DESCRIPTION OF THE TASK
In the entries below, find the lines with the word "Exports" and copy them.

[DATASET RECORDS start]

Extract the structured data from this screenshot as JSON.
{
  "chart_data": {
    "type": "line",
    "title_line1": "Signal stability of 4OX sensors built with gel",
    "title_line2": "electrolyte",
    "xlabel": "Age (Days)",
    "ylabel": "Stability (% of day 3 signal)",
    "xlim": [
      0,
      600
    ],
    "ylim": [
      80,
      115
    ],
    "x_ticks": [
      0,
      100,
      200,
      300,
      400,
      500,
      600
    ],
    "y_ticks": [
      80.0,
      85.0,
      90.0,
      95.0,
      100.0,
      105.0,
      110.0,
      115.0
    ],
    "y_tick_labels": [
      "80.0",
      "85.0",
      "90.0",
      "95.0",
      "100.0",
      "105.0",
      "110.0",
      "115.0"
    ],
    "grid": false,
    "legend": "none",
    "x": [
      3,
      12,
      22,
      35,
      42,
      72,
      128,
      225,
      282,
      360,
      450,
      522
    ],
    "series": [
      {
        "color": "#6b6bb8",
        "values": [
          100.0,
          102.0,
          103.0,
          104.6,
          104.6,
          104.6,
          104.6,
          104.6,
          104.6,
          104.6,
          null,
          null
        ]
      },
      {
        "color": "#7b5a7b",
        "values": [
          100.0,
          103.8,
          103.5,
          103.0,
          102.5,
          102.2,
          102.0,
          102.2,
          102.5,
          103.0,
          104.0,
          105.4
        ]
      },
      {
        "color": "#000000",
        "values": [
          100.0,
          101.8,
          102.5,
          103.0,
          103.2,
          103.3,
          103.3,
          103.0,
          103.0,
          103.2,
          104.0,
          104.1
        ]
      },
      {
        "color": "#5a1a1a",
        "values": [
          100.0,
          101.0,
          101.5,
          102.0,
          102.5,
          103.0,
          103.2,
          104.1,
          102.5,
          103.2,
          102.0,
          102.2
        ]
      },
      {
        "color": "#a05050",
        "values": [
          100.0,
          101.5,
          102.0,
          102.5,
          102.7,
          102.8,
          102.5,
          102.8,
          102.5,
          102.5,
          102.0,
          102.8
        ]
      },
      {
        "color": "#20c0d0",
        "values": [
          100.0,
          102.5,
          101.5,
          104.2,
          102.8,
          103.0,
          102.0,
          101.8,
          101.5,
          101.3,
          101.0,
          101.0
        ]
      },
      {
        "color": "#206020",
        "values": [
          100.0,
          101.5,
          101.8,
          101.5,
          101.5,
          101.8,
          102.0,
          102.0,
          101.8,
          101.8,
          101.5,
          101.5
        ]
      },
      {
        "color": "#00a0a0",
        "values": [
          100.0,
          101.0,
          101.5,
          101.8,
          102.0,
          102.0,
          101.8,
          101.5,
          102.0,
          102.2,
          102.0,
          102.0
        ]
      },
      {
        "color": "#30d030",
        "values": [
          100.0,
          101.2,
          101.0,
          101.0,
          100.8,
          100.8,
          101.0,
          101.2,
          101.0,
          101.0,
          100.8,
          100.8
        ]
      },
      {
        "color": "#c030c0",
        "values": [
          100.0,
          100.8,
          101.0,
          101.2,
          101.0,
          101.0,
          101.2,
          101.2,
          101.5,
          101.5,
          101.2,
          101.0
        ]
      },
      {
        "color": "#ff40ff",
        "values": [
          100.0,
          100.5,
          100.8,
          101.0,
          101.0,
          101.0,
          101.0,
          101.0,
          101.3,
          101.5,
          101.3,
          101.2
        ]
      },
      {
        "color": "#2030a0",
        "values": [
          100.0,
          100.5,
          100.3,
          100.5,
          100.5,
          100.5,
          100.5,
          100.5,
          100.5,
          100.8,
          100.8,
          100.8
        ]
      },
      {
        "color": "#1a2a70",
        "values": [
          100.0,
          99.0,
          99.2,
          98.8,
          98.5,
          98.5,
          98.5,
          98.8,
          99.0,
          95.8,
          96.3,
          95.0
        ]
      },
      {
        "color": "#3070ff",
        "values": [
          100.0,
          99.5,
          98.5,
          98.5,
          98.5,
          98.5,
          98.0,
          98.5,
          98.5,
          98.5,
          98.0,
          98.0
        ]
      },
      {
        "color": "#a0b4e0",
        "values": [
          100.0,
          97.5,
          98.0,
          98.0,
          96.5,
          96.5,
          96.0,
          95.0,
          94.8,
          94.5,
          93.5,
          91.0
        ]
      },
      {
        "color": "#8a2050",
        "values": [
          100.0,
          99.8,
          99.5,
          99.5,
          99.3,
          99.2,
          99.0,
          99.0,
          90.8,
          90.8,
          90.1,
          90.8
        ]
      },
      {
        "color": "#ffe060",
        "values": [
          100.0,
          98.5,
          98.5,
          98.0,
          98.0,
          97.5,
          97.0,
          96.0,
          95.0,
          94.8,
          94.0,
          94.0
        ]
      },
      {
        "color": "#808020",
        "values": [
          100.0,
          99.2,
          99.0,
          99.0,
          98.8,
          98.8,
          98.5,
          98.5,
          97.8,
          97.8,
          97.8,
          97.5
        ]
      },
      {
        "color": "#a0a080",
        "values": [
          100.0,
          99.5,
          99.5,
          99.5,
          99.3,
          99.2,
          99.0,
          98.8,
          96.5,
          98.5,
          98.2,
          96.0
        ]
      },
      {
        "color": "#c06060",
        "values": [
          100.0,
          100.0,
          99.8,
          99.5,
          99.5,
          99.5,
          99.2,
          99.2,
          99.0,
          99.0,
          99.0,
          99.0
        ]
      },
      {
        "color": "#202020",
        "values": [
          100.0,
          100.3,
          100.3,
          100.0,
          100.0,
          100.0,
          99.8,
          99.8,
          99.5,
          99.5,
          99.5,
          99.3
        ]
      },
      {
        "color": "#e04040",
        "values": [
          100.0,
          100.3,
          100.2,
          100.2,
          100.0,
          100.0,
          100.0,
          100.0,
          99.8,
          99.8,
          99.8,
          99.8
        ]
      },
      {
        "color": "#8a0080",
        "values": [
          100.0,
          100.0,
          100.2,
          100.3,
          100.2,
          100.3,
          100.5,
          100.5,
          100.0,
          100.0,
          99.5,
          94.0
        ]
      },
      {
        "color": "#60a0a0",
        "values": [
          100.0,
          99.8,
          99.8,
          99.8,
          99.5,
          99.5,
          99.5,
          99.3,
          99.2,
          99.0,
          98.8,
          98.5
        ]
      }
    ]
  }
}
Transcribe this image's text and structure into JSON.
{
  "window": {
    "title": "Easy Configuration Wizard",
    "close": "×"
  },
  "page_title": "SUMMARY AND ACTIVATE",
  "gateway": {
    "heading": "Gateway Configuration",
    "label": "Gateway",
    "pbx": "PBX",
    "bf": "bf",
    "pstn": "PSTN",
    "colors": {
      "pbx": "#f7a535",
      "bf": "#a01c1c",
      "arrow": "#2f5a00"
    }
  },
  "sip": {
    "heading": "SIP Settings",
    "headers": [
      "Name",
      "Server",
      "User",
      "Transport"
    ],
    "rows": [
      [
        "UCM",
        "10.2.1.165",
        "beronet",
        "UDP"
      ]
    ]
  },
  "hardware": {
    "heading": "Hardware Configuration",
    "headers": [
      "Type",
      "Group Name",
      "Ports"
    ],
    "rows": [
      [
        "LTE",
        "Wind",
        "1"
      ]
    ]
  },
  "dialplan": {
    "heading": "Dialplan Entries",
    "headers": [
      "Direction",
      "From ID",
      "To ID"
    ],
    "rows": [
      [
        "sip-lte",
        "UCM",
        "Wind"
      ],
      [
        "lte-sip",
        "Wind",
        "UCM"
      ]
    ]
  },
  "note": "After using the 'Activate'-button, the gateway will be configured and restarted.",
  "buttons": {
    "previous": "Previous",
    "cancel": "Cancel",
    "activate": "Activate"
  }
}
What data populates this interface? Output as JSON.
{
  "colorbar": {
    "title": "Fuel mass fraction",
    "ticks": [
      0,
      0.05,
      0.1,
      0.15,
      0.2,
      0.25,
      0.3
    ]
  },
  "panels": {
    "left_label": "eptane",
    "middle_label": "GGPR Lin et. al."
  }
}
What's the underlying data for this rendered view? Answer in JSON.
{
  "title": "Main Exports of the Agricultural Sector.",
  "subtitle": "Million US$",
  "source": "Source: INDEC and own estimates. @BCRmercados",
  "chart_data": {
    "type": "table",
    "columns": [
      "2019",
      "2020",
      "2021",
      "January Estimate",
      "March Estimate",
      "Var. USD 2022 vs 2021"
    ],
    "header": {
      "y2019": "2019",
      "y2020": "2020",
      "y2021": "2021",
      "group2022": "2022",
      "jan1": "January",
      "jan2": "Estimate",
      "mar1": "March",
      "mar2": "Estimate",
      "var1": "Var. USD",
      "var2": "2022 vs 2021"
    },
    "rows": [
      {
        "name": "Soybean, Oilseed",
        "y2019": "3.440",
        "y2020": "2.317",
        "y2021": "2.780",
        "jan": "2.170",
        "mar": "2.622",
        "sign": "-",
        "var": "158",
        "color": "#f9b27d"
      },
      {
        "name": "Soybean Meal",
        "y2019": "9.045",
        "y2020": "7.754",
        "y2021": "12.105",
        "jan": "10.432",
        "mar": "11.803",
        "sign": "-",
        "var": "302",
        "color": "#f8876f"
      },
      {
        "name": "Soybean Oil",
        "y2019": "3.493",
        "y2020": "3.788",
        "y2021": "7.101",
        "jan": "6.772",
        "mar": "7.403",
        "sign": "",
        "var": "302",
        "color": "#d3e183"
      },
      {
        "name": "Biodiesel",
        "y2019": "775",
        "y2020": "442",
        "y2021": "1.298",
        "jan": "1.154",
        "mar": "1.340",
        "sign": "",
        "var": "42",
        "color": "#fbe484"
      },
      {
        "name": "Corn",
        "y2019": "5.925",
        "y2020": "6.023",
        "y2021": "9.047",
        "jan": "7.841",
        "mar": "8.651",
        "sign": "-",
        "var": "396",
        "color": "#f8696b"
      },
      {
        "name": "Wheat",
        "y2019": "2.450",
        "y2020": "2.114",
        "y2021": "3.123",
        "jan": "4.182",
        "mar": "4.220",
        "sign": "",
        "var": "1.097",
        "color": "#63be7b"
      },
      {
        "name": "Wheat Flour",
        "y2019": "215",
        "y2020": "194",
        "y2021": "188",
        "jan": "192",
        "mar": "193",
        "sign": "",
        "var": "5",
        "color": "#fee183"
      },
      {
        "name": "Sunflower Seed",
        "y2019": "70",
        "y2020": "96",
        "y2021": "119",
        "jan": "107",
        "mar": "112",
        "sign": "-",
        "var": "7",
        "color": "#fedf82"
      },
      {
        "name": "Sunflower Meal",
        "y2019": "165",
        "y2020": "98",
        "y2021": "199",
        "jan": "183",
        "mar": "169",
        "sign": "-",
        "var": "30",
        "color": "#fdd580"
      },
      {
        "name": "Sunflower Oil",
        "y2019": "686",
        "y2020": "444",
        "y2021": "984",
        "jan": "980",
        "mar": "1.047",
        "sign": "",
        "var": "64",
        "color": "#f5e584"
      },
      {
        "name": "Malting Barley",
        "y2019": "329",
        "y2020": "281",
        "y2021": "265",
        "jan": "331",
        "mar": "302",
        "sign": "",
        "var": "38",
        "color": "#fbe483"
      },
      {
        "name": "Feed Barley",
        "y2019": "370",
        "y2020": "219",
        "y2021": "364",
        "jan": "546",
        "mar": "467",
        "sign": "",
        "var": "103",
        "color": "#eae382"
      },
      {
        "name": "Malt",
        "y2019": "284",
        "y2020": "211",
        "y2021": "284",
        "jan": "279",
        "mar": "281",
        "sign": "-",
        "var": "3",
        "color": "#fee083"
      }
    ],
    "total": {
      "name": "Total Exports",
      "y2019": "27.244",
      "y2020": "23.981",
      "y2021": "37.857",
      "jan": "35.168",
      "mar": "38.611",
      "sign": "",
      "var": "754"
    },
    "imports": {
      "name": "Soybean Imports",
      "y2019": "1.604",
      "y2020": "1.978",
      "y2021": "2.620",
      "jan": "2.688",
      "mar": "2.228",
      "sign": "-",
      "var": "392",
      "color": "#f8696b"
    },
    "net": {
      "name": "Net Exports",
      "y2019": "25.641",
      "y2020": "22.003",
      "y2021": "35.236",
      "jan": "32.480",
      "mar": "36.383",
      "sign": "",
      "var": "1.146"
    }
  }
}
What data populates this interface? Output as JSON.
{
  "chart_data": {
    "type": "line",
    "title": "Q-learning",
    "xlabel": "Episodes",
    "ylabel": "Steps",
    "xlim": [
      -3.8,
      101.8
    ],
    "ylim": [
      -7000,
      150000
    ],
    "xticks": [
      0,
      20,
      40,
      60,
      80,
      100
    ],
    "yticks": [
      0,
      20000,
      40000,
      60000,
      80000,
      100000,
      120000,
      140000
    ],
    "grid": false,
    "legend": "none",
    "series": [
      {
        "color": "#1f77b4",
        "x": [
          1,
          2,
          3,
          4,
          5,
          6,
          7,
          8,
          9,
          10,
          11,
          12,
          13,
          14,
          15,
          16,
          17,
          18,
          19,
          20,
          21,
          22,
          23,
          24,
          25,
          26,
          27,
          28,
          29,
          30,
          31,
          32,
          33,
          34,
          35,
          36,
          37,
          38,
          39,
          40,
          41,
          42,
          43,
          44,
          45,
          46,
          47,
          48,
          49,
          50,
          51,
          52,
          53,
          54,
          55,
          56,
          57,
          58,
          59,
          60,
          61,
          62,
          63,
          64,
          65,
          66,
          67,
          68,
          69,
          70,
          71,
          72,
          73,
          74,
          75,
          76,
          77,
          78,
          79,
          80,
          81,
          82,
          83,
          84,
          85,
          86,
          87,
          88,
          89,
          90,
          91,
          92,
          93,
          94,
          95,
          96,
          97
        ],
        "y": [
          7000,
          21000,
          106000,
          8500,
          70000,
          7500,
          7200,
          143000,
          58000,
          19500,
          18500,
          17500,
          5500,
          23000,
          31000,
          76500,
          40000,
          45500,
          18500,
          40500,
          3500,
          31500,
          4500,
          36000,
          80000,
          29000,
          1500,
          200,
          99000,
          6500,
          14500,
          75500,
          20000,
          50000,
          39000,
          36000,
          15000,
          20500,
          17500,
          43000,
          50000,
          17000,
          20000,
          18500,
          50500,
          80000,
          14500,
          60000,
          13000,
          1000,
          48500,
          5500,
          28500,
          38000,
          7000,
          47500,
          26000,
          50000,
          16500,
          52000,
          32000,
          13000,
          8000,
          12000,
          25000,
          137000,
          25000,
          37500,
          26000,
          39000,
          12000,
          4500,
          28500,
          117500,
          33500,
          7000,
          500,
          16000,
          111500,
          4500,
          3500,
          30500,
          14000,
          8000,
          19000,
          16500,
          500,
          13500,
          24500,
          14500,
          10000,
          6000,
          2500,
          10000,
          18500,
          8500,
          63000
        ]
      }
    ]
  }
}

[DATASET RECORDS end]

EXERCISE ANSWER
  "title": "Main Exports of the Agricultural Sector.",
      "name": "Total Exports",
      "name": "Net Exports",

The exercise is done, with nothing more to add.